### WHAT IS NEEDED
Tally up the lines where the string "JSON" appears; reply with the number only.

A block of data:
>> Start
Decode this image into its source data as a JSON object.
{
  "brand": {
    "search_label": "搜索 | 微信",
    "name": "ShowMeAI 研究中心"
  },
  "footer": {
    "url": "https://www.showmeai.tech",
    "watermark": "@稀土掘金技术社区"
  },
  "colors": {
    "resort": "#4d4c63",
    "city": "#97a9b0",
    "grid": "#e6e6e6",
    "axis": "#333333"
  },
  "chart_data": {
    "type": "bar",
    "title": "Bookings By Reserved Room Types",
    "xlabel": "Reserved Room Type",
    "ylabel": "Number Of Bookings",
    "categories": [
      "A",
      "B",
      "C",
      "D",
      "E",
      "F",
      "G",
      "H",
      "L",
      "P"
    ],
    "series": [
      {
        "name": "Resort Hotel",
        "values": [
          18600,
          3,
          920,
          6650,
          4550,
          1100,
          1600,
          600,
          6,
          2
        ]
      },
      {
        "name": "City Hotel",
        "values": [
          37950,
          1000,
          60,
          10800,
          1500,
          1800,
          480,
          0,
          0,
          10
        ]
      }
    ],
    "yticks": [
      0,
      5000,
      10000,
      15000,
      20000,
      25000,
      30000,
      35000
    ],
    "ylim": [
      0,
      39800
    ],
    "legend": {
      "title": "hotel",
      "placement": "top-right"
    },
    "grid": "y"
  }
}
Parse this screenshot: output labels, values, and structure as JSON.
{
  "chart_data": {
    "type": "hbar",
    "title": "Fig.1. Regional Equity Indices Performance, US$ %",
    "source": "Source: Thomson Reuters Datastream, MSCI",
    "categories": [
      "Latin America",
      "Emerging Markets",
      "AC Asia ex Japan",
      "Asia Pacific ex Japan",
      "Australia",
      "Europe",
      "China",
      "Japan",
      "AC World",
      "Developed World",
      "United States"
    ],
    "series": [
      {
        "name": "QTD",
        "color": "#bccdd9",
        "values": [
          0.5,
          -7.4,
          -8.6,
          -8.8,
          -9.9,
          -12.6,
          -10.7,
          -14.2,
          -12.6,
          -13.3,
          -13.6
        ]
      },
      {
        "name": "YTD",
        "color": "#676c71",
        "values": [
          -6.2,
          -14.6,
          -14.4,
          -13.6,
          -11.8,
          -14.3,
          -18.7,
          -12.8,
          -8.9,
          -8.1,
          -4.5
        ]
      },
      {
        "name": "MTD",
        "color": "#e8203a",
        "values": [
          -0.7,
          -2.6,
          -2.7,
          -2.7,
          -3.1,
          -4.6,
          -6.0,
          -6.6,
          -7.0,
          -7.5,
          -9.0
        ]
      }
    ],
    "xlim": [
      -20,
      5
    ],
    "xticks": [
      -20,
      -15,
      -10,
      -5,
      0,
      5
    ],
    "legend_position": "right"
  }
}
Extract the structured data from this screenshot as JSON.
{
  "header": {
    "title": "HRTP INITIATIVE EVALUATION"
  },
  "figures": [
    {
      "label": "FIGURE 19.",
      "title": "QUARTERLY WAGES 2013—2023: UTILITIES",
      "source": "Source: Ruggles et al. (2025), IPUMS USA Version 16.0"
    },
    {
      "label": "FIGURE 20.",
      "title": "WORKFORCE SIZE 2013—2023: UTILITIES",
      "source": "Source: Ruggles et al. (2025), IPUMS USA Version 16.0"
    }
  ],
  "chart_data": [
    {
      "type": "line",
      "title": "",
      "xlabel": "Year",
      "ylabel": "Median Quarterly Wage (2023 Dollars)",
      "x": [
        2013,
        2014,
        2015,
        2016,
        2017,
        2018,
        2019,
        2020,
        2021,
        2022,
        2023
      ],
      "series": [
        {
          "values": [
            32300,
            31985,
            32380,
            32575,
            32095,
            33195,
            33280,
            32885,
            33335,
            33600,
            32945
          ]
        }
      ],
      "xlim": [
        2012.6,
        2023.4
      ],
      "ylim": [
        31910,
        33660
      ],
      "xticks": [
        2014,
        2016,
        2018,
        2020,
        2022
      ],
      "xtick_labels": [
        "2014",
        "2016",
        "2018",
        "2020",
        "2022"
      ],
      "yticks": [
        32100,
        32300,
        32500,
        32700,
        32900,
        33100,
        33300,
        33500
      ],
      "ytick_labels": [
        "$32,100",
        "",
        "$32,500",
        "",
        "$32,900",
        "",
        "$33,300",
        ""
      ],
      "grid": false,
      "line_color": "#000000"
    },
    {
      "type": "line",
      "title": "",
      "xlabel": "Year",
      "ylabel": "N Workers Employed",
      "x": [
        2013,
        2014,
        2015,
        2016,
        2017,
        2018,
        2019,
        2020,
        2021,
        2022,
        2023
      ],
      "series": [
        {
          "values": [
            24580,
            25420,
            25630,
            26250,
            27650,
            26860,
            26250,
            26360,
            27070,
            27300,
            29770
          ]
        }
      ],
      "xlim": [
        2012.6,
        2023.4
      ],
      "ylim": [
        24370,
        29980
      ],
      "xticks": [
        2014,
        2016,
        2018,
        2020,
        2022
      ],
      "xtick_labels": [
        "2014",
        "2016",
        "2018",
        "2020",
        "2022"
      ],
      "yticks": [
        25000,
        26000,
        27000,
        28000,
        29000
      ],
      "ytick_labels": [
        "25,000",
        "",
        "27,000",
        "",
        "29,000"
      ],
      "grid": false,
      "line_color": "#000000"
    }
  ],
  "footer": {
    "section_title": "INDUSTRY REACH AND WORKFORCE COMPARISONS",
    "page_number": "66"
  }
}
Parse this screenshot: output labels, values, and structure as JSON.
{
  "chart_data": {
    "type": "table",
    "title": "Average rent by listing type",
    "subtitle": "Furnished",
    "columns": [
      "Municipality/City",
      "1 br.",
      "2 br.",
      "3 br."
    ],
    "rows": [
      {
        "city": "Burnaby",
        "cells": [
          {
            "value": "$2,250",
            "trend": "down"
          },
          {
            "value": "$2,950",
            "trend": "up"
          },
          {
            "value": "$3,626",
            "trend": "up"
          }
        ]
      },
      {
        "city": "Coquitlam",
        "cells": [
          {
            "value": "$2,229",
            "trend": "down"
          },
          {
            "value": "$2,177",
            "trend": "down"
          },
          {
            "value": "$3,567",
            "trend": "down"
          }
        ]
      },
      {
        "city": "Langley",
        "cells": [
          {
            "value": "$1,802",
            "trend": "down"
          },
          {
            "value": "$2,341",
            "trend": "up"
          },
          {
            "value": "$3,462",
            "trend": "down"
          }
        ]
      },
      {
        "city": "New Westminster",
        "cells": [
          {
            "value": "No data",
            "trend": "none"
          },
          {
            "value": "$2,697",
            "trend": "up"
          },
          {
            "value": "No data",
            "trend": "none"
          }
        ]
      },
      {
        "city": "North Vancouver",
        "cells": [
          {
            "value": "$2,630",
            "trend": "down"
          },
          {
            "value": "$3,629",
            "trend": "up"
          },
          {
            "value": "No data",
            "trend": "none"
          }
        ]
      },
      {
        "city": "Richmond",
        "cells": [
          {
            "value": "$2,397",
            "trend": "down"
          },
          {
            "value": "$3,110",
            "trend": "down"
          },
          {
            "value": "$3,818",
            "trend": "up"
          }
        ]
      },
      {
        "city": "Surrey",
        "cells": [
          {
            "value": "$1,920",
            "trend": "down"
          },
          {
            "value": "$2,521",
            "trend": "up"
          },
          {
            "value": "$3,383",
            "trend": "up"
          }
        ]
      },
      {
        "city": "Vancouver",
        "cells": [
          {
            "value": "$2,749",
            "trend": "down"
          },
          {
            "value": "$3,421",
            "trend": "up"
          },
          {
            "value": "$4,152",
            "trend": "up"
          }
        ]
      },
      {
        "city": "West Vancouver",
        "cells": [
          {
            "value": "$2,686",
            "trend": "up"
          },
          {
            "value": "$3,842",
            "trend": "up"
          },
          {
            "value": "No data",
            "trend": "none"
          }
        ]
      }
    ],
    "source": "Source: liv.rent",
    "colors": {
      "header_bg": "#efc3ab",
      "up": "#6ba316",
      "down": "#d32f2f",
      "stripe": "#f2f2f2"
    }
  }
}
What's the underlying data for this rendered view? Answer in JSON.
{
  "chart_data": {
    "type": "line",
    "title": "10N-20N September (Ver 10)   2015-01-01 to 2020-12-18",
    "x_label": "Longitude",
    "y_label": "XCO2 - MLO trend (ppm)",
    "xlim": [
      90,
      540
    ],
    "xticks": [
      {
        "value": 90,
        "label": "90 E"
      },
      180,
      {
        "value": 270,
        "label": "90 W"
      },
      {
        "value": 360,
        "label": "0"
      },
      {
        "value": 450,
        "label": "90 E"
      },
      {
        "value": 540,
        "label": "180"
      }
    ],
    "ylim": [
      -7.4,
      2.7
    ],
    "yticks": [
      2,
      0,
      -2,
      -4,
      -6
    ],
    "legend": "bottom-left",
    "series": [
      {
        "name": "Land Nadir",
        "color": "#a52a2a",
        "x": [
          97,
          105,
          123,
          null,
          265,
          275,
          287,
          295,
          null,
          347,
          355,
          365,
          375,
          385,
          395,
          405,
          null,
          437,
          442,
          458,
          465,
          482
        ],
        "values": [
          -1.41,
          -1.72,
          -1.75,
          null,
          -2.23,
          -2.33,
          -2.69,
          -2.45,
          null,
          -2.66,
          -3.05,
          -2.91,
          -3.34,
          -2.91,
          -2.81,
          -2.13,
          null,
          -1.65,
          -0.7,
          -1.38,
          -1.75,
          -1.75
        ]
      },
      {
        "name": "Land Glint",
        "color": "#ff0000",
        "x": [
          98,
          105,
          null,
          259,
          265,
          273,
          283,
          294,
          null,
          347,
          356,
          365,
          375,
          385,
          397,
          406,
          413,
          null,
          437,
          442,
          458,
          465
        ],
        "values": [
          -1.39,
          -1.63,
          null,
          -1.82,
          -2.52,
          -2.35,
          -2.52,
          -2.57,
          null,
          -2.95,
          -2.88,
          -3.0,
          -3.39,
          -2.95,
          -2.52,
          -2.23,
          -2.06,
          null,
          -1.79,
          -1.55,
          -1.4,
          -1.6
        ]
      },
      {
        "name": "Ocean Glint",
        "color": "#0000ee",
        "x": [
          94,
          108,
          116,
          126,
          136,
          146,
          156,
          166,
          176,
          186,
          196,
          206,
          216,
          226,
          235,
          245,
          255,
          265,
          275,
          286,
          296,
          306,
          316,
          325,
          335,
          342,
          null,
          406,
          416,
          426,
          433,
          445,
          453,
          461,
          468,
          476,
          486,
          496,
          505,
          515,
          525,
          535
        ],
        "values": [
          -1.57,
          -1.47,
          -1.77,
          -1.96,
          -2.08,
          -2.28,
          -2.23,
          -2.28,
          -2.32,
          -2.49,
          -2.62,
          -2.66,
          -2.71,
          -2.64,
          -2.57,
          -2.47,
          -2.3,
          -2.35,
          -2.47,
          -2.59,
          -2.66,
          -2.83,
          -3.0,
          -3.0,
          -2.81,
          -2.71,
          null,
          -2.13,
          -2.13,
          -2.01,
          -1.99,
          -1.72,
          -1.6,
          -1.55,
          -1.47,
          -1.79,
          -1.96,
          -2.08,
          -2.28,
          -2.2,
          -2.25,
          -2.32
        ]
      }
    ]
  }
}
>> End
### SOLUTION FOR THIS TASK
5